* **Exercise description**:
Search the listing for the string "Update" and copy every line that contains it.

* **Source data**:
++++

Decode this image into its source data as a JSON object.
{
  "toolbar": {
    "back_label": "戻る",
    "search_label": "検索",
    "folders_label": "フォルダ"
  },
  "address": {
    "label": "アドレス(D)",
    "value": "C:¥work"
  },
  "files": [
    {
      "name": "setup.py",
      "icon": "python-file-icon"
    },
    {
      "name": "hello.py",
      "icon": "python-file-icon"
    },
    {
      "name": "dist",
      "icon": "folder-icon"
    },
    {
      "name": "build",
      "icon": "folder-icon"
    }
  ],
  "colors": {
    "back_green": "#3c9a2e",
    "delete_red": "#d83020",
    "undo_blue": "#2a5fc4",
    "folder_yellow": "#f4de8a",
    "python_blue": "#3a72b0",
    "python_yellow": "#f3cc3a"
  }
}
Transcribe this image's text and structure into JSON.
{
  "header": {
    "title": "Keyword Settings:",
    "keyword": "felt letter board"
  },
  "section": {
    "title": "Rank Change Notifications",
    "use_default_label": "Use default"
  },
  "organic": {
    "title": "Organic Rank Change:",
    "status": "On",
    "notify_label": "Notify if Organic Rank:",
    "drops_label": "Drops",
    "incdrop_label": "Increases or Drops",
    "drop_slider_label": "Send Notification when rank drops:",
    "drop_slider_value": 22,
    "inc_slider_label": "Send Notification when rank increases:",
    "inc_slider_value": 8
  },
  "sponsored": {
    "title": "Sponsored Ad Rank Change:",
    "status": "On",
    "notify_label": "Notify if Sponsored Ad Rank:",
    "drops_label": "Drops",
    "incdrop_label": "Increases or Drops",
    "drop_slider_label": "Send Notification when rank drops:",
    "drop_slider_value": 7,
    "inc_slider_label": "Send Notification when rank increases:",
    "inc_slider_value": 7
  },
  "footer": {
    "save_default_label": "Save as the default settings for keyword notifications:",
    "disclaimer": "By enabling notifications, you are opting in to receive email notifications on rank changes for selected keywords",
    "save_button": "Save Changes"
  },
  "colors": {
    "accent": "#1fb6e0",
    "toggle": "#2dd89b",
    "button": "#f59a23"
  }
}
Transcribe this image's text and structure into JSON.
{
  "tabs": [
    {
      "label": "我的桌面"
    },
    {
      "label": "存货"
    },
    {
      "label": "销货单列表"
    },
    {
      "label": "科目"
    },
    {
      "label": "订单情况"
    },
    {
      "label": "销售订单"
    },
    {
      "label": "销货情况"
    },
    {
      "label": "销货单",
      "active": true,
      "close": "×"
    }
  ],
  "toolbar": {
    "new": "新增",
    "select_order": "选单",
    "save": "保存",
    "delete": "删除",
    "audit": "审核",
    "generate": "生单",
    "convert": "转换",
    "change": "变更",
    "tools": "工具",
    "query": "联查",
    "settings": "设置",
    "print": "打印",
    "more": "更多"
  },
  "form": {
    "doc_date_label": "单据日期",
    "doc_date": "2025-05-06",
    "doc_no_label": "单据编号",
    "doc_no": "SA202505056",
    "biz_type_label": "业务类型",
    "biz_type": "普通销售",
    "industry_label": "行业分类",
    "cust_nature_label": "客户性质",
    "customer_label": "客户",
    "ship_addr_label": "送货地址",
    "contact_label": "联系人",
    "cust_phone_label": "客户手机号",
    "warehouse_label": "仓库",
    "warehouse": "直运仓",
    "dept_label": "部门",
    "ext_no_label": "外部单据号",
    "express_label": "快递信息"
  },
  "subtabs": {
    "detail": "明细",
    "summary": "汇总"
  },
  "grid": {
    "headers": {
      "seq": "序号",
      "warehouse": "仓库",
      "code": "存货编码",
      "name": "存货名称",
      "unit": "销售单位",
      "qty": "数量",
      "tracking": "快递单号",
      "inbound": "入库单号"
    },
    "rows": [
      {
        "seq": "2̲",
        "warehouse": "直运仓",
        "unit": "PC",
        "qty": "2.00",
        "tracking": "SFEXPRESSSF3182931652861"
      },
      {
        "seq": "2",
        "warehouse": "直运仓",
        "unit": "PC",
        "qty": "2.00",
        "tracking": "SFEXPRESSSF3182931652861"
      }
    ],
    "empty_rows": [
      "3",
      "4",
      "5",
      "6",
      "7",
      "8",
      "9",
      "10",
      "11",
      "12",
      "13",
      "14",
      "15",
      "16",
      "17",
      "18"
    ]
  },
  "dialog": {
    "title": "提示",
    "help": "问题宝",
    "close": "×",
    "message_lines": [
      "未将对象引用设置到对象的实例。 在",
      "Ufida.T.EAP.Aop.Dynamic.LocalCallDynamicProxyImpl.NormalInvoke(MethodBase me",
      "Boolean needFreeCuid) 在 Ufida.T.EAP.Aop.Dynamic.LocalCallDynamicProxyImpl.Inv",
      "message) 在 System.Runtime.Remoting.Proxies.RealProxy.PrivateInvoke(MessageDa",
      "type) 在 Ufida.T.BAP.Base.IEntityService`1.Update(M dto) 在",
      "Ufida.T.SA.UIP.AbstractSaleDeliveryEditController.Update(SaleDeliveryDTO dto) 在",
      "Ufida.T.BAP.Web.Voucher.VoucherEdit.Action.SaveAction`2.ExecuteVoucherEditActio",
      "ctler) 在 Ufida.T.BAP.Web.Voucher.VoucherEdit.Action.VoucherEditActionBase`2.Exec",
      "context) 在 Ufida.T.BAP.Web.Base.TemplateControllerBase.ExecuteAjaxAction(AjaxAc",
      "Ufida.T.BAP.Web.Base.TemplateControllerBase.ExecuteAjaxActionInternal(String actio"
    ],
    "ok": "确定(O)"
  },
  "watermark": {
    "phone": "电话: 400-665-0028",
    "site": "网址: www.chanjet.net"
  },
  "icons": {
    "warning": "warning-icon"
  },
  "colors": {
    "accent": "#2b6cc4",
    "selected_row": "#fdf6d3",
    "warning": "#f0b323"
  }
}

++++

* **Output of the task**:
      "type) 在 Ufida.T.BAP.Base.IEntityService`1.Update(M dto) 在",
      "Ufida.T.SA.UIP.AbstractSaleDeliveryEditController.Update(SaleDeliveryDTO dto) 在",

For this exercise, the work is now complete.